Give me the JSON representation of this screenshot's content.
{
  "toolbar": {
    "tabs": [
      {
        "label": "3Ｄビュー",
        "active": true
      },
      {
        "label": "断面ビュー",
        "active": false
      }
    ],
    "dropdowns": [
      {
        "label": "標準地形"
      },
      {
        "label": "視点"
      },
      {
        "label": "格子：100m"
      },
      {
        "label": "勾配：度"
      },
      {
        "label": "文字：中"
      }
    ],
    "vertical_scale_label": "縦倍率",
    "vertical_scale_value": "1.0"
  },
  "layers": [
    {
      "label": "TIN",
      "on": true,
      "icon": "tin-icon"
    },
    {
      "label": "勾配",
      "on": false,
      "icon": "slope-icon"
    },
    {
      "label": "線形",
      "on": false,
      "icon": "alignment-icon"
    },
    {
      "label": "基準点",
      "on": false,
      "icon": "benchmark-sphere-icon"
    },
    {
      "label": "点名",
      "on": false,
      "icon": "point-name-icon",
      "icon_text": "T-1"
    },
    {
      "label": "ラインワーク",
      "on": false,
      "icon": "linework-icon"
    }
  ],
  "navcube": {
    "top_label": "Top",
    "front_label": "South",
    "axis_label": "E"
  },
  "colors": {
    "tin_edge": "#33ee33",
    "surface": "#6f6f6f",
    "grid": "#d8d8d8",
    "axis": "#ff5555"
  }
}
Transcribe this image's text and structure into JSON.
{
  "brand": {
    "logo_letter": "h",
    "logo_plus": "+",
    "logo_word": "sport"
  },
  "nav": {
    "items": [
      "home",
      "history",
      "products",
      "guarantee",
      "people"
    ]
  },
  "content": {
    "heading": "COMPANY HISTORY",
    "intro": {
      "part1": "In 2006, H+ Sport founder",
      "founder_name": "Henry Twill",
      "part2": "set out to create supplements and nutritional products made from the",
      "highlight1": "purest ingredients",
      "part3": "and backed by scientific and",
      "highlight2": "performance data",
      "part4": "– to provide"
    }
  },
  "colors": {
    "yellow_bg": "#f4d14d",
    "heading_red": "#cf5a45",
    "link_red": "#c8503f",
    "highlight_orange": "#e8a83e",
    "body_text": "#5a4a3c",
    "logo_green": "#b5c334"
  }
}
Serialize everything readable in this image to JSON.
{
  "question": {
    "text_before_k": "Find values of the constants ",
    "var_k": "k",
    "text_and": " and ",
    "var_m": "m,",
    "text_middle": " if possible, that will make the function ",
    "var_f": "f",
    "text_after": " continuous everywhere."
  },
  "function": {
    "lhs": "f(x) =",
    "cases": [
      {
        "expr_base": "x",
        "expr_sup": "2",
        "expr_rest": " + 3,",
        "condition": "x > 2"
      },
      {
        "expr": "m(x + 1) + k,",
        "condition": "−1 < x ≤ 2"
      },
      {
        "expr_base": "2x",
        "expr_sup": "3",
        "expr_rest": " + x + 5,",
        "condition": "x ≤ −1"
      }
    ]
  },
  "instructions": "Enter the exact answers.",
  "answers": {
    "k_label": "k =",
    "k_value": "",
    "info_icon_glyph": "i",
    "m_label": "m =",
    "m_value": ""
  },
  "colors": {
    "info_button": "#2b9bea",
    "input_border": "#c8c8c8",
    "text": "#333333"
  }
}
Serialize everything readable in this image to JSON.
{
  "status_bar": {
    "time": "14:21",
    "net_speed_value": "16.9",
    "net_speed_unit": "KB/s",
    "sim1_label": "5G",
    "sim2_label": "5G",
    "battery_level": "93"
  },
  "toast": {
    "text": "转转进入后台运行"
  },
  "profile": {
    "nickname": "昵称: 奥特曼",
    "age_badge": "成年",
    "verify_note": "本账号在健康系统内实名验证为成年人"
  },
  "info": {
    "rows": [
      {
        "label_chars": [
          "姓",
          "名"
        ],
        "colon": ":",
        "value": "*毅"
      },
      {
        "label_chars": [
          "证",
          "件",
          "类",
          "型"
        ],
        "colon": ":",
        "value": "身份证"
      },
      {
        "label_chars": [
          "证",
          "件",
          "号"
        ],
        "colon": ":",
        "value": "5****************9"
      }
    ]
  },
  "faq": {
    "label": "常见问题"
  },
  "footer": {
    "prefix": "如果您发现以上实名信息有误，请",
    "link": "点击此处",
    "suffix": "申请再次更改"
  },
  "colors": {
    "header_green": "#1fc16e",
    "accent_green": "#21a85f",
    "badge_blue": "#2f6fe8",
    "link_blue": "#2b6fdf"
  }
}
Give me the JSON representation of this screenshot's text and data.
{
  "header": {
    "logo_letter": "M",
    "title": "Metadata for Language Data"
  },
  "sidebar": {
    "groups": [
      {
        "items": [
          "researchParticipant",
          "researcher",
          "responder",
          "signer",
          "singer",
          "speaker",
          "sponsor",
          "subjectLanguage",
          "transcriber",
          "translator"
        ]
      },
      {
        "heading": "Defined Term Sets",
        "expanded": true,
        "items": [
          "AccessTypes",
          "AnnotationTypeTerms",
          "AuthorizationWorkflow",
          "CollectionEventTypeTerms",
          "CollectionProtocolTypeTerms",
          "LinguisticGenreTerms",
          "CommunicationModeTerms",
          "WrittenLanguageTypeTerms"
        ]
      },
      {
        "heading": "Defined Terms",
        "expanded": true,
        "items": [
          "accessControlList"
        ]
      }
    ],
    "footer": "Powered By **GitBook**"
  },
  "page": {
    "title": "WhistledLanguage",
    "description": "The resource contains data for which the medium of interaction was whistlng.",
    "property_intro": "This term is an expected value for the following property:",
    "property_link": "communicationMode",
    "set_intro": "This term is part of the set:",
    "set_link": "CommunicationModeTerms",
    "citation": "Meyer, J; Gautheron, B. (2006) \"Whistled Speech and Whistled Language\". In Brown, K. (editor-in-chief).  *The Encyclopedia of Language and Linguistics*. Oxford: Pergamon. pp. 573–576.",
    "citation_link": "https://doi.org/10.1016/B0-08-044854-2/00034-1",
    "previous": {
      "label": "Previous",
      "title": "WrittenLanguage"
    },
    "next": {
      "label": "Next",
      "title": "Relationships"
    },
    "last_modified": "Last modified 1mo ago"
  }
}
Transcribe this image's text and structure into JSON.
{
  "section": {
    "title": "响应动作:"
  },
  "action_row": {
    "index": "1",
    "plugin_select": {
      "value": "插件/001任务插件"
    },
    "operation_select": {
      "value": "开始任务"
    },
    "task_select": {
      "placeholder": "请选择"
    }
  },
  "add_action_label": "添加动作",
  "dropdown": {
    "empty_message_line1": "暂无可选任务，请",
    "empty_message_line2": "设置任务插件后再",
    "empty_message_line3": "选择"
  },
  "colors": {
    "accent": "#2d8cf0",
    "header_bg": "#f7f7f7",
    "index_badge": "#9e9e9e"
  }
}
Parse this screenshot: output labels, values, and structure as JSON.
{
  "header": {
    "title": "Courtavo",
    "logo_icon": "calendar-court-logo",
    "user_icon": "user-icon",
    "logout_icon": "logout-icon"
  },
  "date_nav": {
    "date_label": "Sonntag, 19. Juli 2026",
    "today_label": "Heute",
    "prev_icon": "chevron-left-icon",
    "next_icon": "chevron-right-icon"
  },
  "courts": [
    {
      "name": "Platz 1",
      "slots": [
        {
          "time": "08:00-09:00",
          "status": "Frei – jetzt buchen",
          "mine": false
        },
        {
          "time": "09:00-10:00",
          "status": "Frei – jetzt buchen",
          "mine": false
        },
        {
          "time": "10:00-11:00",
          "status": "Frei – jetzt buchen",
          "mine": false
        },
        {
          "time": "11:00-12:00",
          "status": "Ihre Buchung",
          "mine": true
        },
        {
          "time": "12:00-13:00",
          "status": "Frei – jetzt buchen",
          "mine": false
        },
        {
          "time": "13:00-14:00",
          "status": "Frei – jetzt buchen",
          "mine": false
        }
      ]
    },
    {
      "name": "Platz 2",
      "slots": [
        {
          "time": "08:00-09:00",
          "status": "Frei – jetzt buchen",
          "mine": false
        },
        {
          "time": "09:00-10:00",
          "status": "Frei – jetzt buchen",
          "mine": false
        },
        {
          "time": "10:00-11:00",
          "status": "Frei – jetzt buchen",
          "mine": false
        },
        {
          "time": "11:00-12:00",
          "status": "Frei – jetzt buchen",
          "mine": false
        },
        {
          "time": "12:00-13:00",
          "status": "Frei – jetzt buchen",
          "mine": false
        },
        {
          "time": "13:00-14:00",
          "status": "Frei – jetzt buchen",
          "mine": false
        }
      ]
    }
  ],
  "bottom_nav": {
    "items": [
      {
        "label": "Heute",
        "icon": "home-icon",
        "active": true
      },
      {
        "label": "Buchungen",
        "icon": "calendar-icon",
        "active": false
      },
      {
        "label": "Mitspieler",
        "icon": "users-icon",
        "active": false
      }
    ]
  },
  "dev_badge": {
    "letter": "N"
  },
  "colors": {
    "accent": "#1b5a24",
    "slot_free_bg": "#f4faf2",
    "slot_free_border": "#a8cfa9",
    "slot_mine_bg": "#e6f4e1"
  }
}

▶ **Exercise directions**
Report how many lines in the listing include the word "function". Give nothing but the count.

▶ **Answer for this exercise**
2